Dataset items

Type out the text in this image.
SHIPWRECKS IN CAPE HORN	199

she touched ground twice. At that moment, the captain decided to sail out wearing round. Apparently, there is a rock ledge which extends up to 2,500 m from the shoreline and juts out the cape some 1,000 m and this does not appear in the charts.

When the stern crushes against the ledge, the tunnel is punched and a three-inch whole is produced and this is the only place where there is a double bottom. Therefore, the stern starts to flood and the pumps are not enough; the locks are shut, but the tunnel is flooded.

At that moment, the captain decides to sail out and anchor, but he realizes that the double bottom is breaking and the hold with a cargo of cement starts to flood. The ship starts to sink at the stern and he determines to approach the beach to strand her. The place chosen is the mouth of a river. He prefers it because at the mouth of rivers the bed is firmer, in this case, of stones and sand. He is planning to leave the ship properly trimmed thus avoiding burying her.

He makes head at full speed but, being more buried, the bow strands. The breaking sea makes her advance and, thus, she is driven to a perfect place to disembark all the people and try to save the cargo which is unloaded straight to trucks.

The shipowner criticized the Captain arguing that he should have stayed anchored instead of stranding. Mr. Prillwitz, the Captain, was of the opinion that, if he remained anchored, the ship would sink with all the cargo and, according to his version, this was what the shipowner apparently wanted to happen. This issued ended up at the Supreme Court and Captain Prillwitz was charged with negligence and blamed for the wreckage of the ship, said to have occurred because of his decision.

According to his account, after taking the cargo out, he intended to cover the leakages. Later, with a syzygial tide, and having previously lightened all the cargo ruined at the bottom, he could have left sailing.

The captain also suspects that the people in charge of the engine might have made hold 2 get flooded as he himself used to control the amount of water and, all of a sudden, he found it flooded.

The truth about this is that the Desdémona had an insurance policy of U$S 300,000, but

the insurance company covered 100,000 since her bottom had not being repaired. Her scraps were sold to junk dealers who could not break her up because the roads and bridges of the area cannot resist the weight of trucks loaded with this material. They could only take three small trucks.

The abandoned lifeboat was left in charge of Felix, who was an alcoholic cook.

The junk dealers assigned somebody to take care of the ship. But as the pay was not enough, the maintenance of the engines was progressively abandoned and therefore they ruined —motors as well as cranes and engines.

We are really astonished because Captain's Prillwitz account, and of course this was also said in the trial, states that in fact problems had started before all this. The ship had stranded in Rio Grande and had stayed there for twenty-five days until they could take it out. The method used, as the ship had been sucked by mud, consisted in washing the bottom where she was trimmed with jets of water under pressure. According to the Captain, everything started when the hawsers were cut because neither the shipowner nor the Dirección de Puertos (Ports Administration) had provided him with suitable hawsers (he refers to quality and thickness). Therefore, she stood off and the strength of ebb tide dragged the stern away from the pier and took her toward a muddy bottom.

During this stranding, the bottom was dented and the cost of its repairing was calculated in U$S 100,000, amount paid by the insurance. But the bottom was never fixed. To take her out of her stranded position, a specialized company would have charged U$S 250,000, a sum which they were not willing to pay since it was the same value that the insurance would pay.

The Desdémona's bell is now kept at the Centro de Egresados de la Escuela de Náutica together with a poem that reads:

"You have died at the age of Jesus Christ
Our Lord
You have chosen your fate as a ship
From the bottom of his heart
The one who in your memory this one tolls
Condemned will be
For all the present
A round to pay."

→ Brief
Using the listing above, return all lines where the word "round" occurs.

→ Result of this exercise
she touched ground twice. At that moment, the captain decided to sail out wearing round. Apparently, there is a rock ledge which extends up to 2,500 m from the shoreline and juts out the cape some 1,000 m and this does not appear in the charts.
A round to pay."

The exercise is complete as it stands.